What you need to do |
State the number of lines below in which the word "mayoría" appears. Nothing else belongs in the answer.

Dataset entries:
** BEGIN **

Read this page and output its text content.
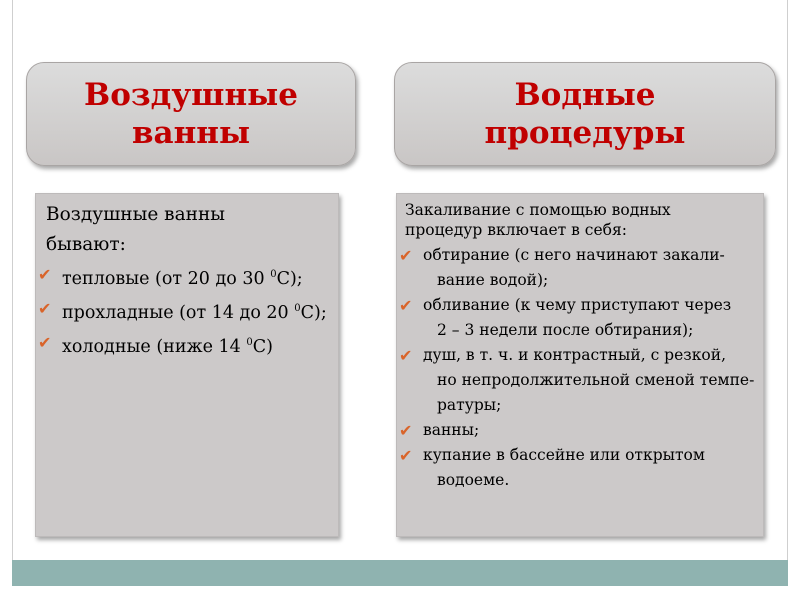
Воздушные
ванны
Водные
процедуры

Воздушные ванны
бывают:

✔ тепловые (от 20 до 30 $^0$С);
✔ прохладные (от 14 до 20 $^0$С);
✔ холодные (ниже 14 $^0$С)

Закаливание с помощью водных
процедур включает в себя:

✔ обтирание (с него начинают закали-
вание водой);
✔ обливание (к чему приступают через
2 – 3 недели после обтирания);
✔ душ, в т. ч. и контрастный, с резкой,
но непродолжительной сменой темпе-
ратуры;
✔ ванны;
✔ купание в бассейне или открытом
водоеме.
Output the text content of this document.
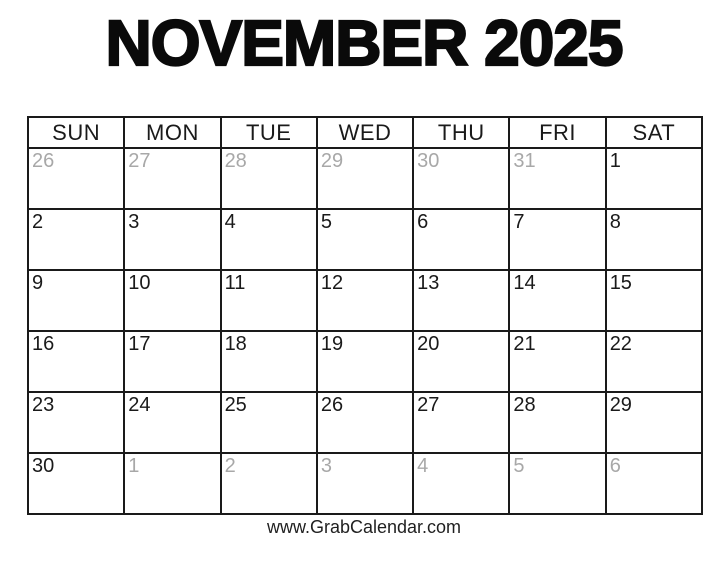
NOVEMBER 2025
SUN	MON	TUE	WED	THU	FRI	SAT
26	27	28	29	30	31	1
2	3	4	5	6	7	8
9	10	11	12	13	14	15
16	17	18	19	20	21	22
23	24	25	26	27	28	29
30	1	2	3	4	5	6
www.GrabCalendar.com
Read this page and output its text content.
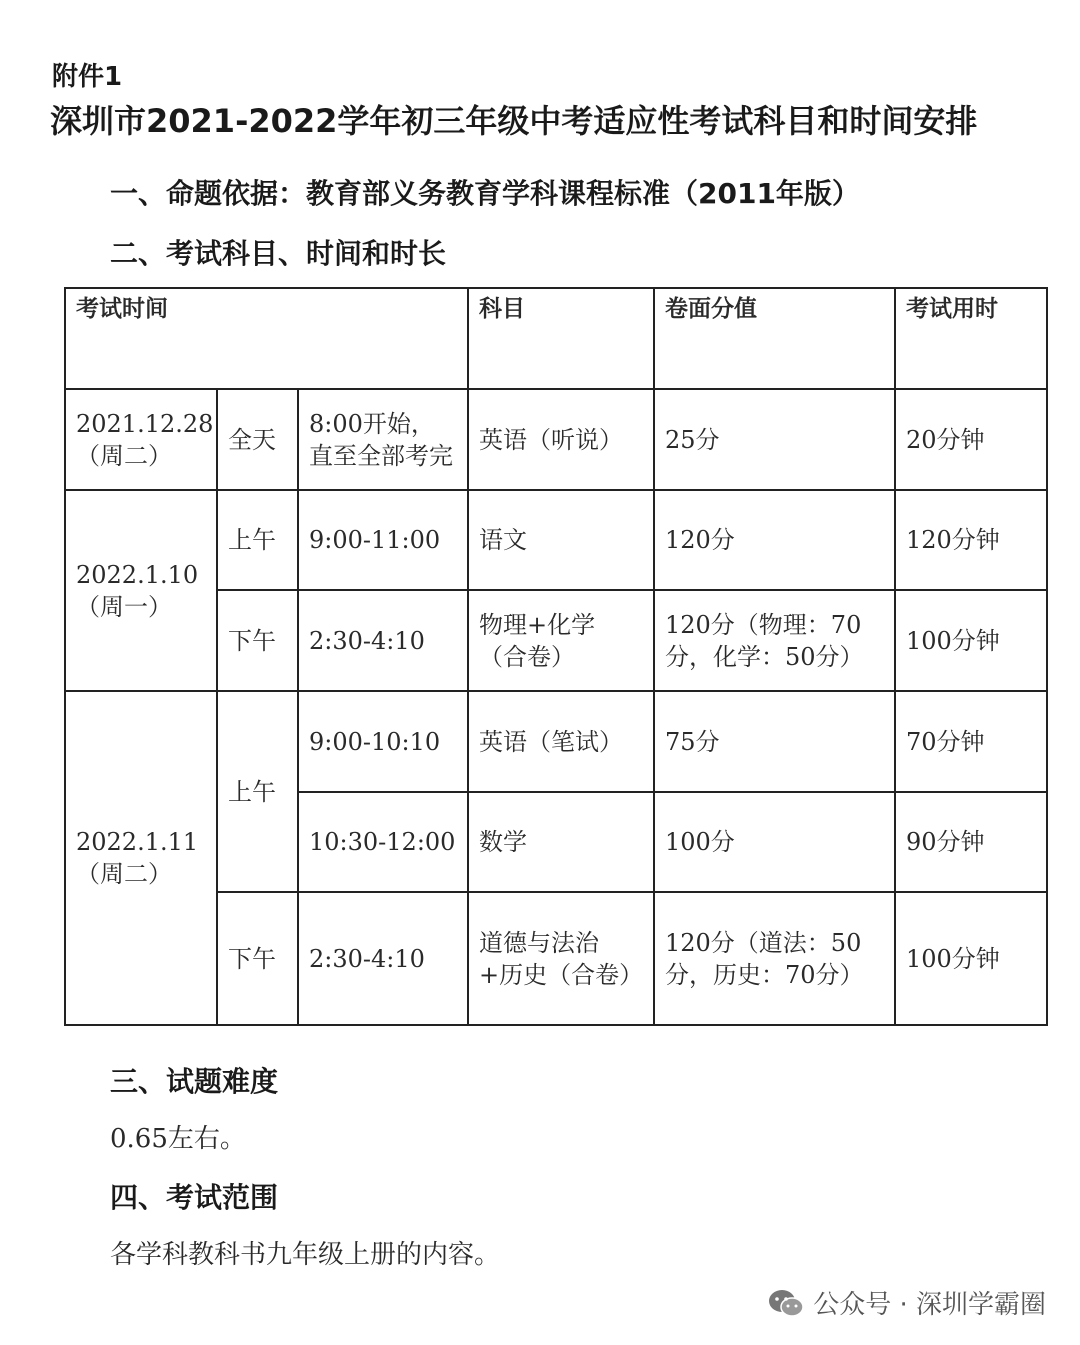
附件1
深圳市2021-2022学年初三年级中考适应性考试科目和时间安排
一、命题依据：教育部义务教育学科课程标准（2011年版）
二、考试科目、时间和时长
考试时间			科目	卷面分值	考试用时

2021.12.28
（周二）	全天	8:00开始，直至全部考完	英语（听说）	25分	20分钟

2022.1.10
（周一）	上午	9:00-11:00	语文	120分	120分钟
	下午	2:30-4:10	物理+化学（合卷）	120分（物理：70分，化学：50分）	100分钟

2022.1.11
（周二）	上午	9:00-10:10	英语（笔试）	75分	70分钟
		10:30-12:00	数学	100分	90分钟
	下午	2:30-4:10	道德与法治+历史（合卷）	120分（道法：50分，历史：70分）	100分钟
三、试题难度
0.65左右。
四、考试范围
各学科教科书九年级上册的内容。
公众号 · 深圳学霸圈
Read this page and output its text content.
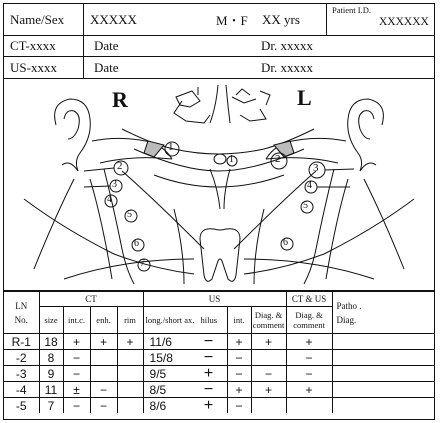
Name/Sex	XXXXX	M・F	XX yrs
Patient I.D.
XXXXXX
CT-xxxx	Date	Dr. xxxxx
US-xxxx	Date	Dr. xxxxx
R	L
1
2
3
4
5
6
7
1	2
3
4
5
6
LN
No.	CT				US			CT & US	Patho .
Diag.
	size	int.c.	enh.	rim	long./short ax. hilus	int.	Diag. & comment	Diag. & comment	
R-1	18	+	+	+	11/6 −	+	+	+	
-2	8	−			15/8 −	−		−	
-3	9	−			9/5 +	−	−	−	
-4	11	±	−		8/5 −	+	+	+	
-5	7	−	−		8/6 +	−			
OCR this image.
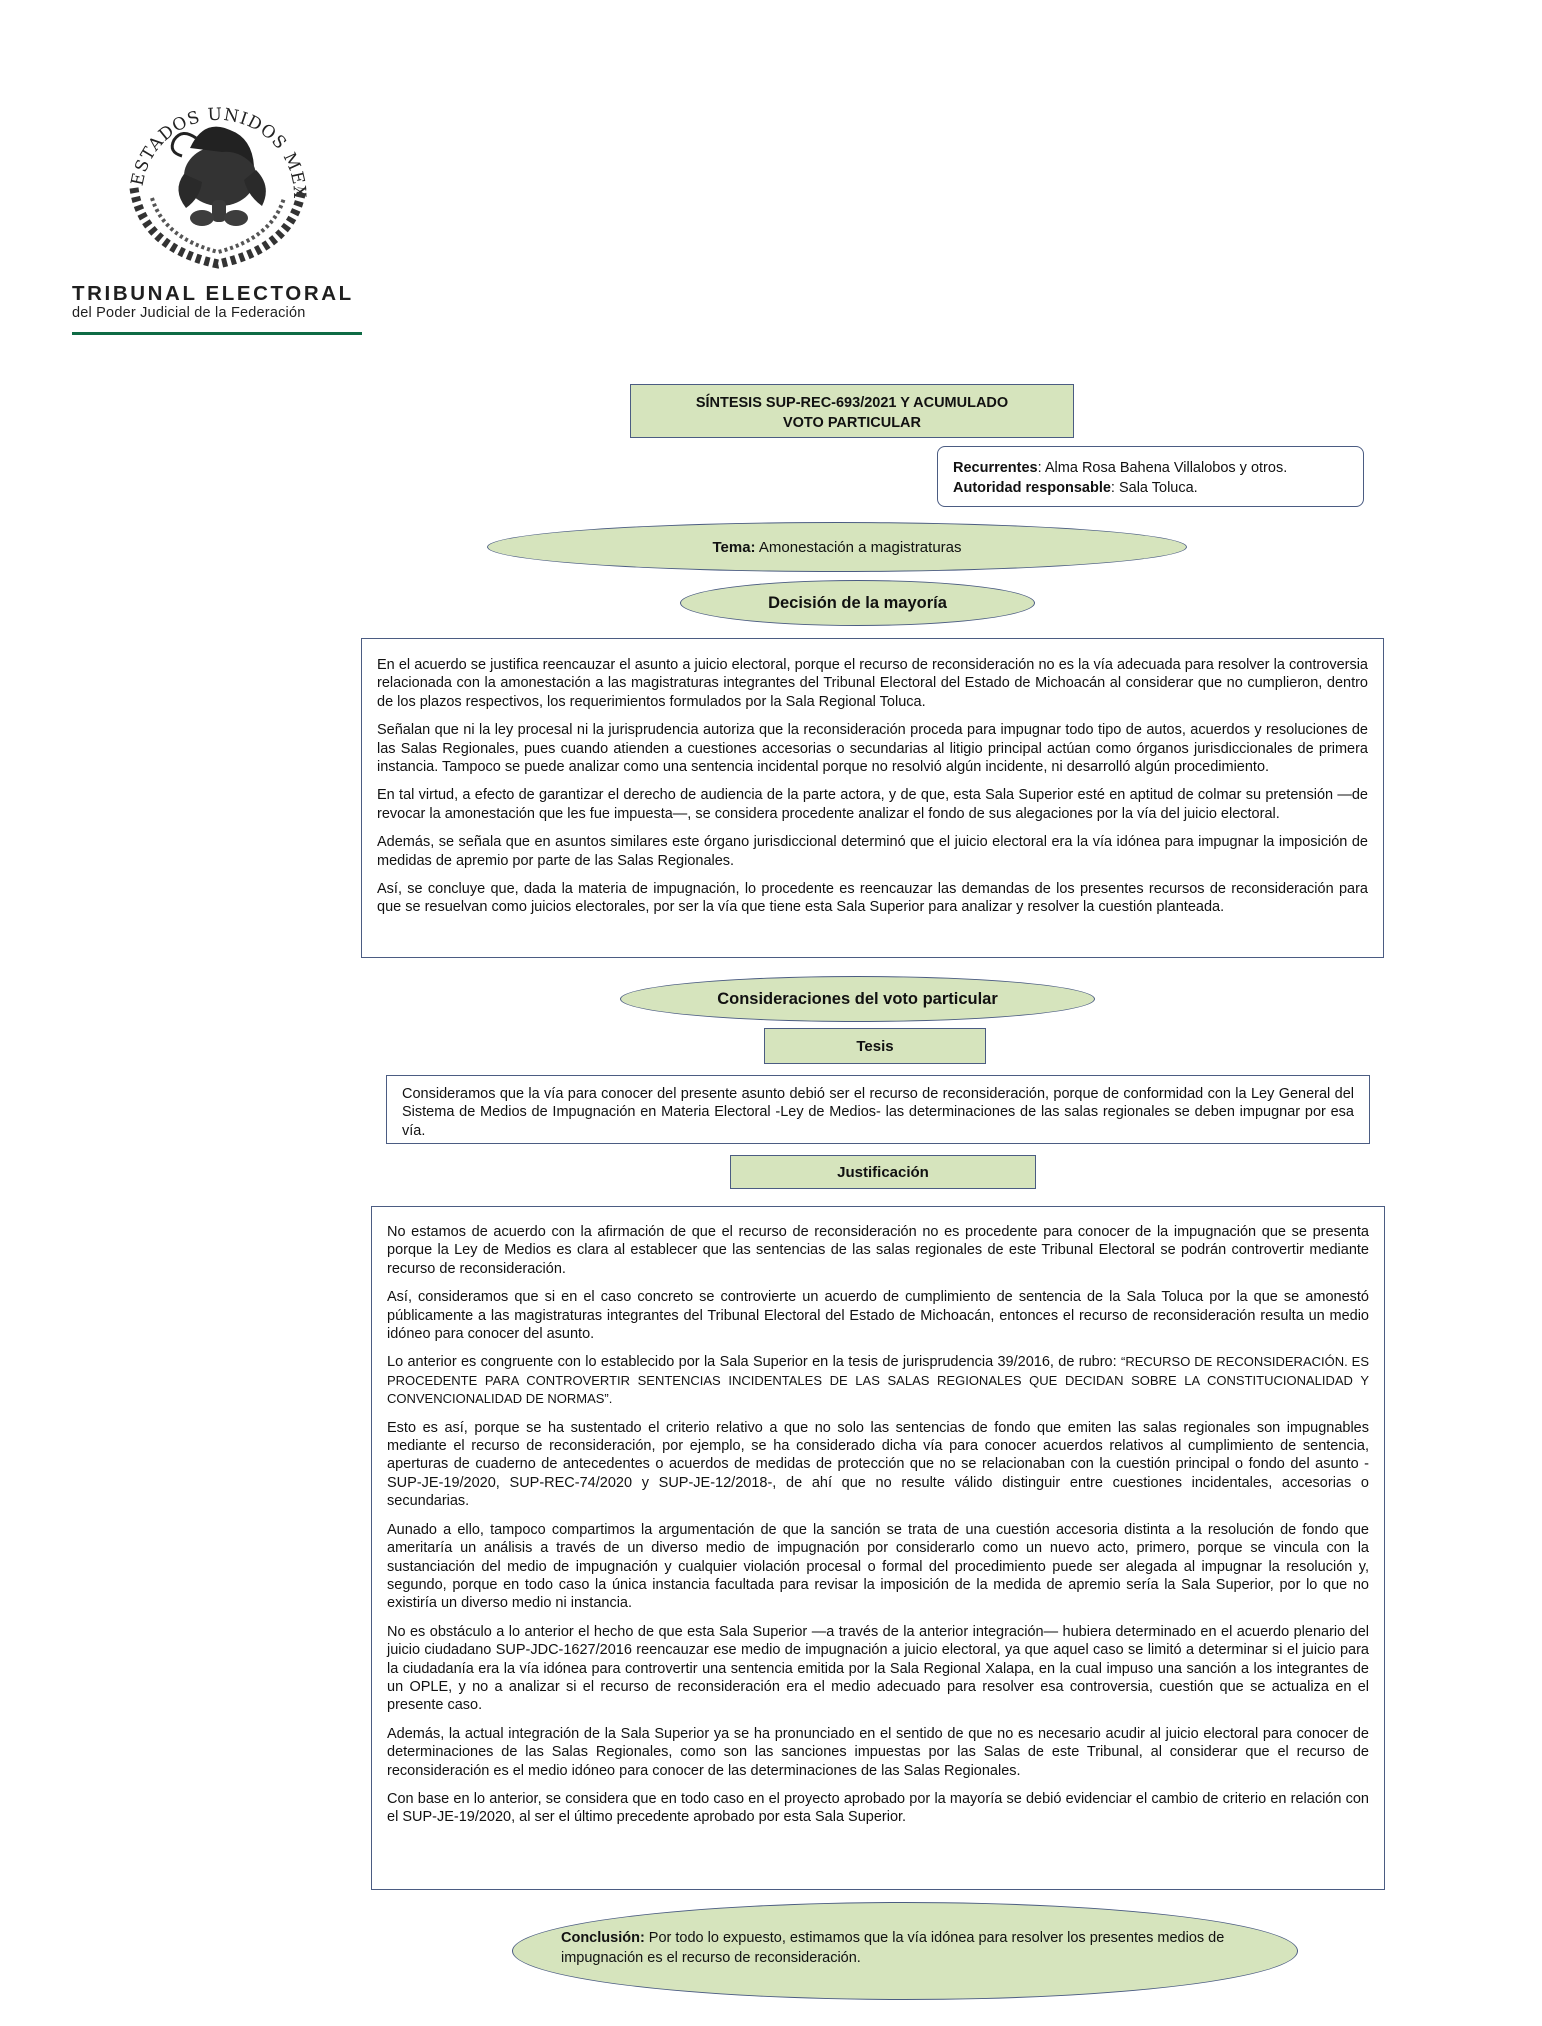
ESTADOS UNIDOS MEX
TRIBUNAL ELECTORAL
del Poder Judicial de la Federación
SÍNTESIS SUP-REC-693/2021 Y ACUMULADO
VOTO PARTICULAR
Recurrentes: Alma Rosa Bahena Villalobos y otros.
Autoridad responsable: Sala Toluca.
Tema: Amonestación a magistraturas
Decisión de la mayoría

En el acuerdo se justifica reencauzar el asunto a juicio electoral, porque el recurso de reconsideración no es la vía adecuada para resolver la controversia relacionada con la amonestación a las magistraturas integrantes del Tribunal Electoral del Estado de Michoacán al considerar que no cumplieron, dentro de los plazos respectivos, los requerimientos formulados por la Sala Regional Toluca.

Señalan que ni la ley procesal ni la jurisprudencia autoriza que la reconsideración proceda para impugnar todo tipo de autos, acuerdos y resoluciones de las Salas Regionales, pues cuando atienden a cuestiones accesorias o secundarias al litigio principal actúan como órganos jurisdiccionales de primera instancia. Tampoco se puede analizar como una sentencia incidental porque no resolvió algún incidente, ni desarrolló algún procedimiento.

En tal virtud, a efecto de garantizar el derecho de audiencia de la parte actora, y de que, esta Sala Superior esté en aptitud de colmar su pretensión —de revocar la amonestación que les fue impuesta—, se considera procedente analizar el fondo de sus alegaciones por la vía del juicio electoral.

Además, se señala que en asuntos similares este órgano jurisdiccional determinó que el juicio electoral era la vía idónea para impugnar la imposición de medidas de apremio por parte de las Salas Regionales.

Así, se concluye que, dada la materia de impugnación, lo procedente es reencauzar las demandas de los presentes recursos de reconsideración para que se resuelvan como juicios electorales, por ser la vía que tiene esta Sala Superior para analizar y resolver la cuestión planteada.

Consideraciones del voto particular
Tesis

Consideramos que la vía para conocer del presente asunto debió ser el recurso de reconsideración, porque de conformidad con la Ley General del Sistema de Medios de Impugnación en Materia Electoral -Ley de Medios- las determinaciones de las salas regionales se deben impugnar por esa vía.

Justificación

No estamos de acuerdo con la afirmación de que el recurso de reconsideración no es procedente para conocer de la impugnación que se presenta porque la Ley de Medios es clara al establecer que las sentencias de las salas regionales de este Tribunal Electoral se podrán controvertir mediante recurso de reconsideración.

Así, consideramos que si en el caso concreto se controvierte un acuerdo de cumplimiento de sentencia de la Sala Toluca por la que se amonestó públicamente a las magistraturas integrantes del Tribunal Electoral del Estado de Michoacán, entonces el recurso de reconsideración resulta un medio idóneo para conocer del asunto.

Lo anterior es congruente con lo establecido por la Sala Superior en la tesis de jurisprudencia 39/2016, de rubro: “RECURSO DE RECONSIDERACIÓN. ES PROCEDENTE PARA CONTROVERTIR SENTENCIAS INCIDENTALES DE LAS SALAS REGIONALES QUE DECIDAN SOBRE LA CONSTITUCIONALIDAD Y CONVENCIONALIDAD DE NORMAS”.

Esto es así, porque se ha sustentado el criterio relativo a que no solo las sentencias de fondo que emiten las salas regionales son impugnables mediante el recurso de reconsideración, por ejemplo, se ha considerado dicha vía para conocer acuerdos relativos al cumplimiento de sentencia, aperturas de cuaderno de antecedentes o acuerdos de medidas de protección que no se relacionaban con la cuestión principal o fondo del asunto - SUP-JE-19/2020, SUP-REC-74/2020 y SUP-JE-12/2018-, de ahí que no resulte válido distinguir entre cuestiones incidentales, accesorias o secundarias.

Aunado a ello, tampoco compartimos la argumentación de que la sanción se trata de una cuestión accesoria distinta a la resolución de fondo que ameritaría un análisis a través de un diverso medio de impugnación por considerarlo como un nuevo acto, primero, porque se vincula con la sustanciación del medio de impugnación y cualquier violación procesal o formal del procedimiento puede ser alegada al impugnar la resolución y, segundo, porque en todo caso la única instancia facultada para revisar la imposición de la medida de apremio sería la Sala Superior, por lo que no existiría un diverso medio ni instancia.

No es obstáculo a lo anterior el hecho de que esta Sala Superior —a través de la anterior integración— hubiera determinado en el acuerdo plenario del juicio ciudadano SUP-JDC-1627/2016 reencauzar ese medio de impugnación a juicio electoral, ya que aquel caso se limitó a determinar si el juicio para la ciudadanía era la vía idónea para controvertir una sentencia emitida por la Sala Regional Xalapa, en la cual impuso una sanción a los integrantes de un OPLE, y no a analizar si el recurso de reconsideración era el medio adecuado para resolver esa controversia, cuestión que se actualiza en el presente caso.

Además, la actual integración de la Sala Superior ya se ha pronunciado en el sentido de que no es necesario acudir al juicio electoral para conocer de determinaciones de las Salas Regionales, como son las sanciones impuestas por las Salas de este Tribunal, al considerar que el recurso de reconsideración es el medio idóneo para conocer de las determinaciones de las Salas Regionales.

Con base en lo anterior, se considera que en todo caso en el proyecto aprobado por la mayoría se debió evidenciar el cambio de criterio en relación con el SUP-JE-19/2020, al ser el último precedente aprobado por esta Sala Superior.

Conclusión: Por todo lo expuesto, estimamos que la vía idónea para resolver los presentes medios de impugnación es el recurso de reconsideración.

** END **

Answer to this task |
2